__TASK GOAL__
Read the records below. Copy each line where the string "Sent" occurs.

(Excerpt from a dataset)
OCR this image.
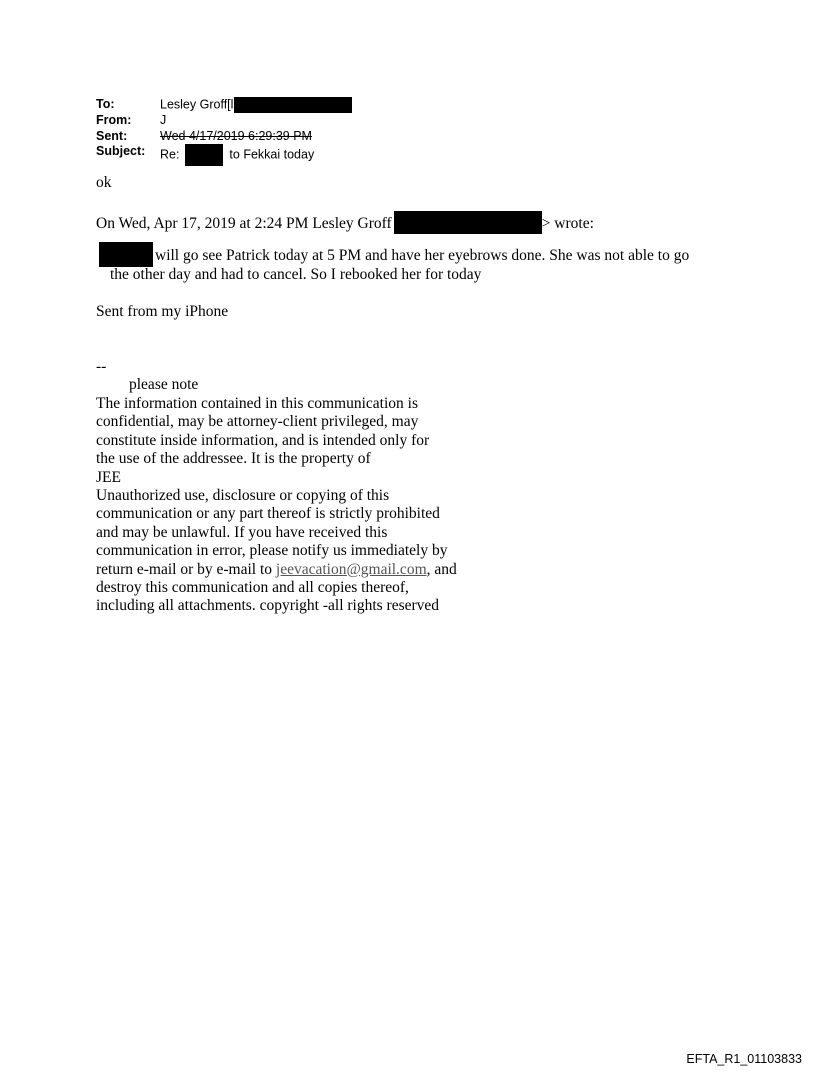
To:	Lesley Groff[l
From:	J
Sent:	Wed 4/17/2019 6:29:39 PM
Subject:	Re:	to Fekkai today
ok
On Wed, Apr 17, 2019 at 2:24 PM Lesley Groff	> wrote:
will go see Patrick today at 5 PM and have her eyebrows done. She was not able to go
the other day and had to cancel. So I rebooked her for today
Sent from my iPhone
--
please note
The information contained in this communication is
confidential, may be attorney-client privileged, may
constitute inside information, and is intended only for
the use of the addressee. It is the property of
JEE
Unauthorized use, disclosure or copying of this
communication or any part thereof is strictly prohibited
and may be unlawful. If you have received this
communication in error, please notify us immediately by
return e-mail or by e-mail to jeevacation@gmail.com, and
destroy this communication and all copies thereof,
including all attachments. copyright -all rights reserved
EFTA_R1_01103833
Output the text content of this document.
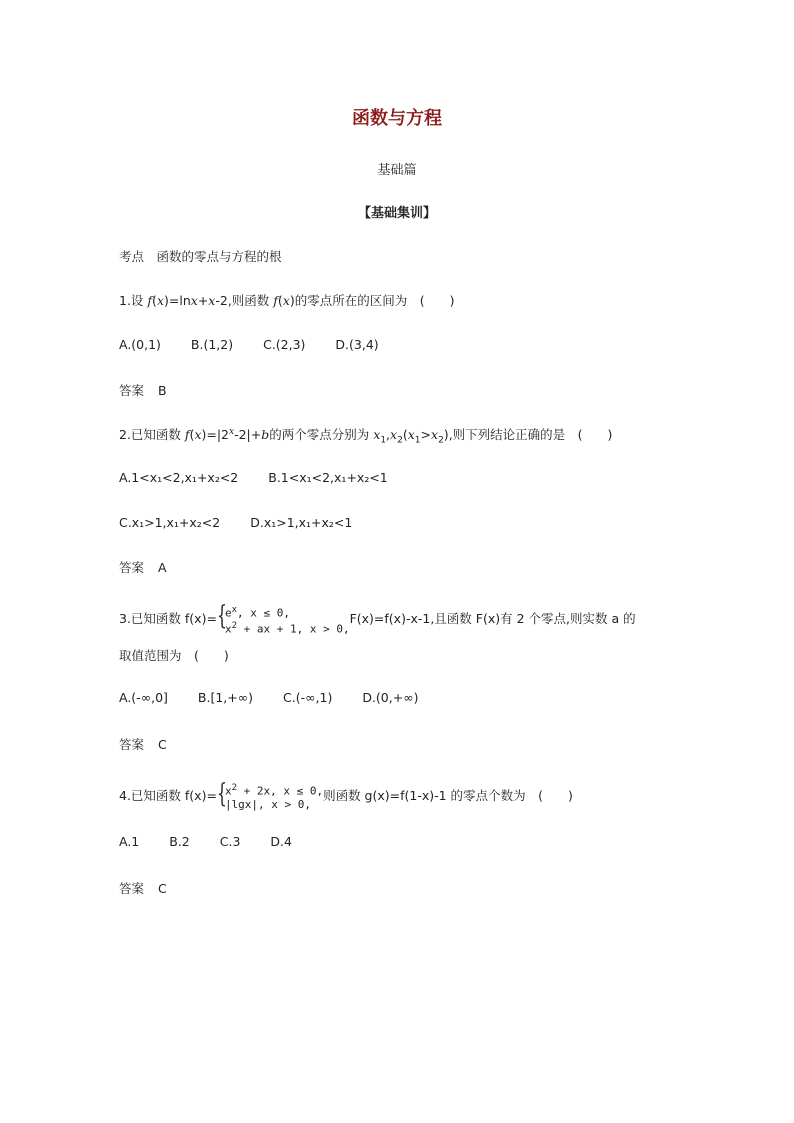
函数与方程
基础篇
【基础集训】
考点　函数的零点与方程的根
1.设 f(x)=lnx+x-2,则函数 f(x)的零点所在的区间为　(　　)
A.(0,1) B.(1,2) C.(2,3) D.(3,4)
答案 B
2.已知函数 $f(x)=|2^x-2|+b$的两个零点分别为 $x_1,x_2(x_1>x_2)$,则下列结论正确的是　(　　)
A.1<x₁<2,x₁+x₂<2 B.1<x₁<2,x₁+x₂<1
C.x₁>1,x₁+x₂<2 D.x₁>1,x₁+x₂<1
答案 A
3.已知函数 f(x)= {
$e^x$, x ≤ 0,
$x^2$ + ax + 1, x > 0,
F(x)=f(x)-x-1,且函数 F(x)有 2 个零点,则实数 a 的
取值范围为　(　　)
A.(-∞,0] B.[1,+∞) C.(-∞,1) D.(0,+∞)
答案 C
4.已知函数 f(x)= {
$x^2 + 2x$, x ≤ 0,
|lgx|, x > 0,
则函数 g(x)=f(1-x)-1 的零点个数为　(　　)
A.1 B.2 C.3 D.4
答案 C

__RESPONSE BELOW__
Sent:	Wed 4/17/2019 6:29:39 PM
Sent from my iPhone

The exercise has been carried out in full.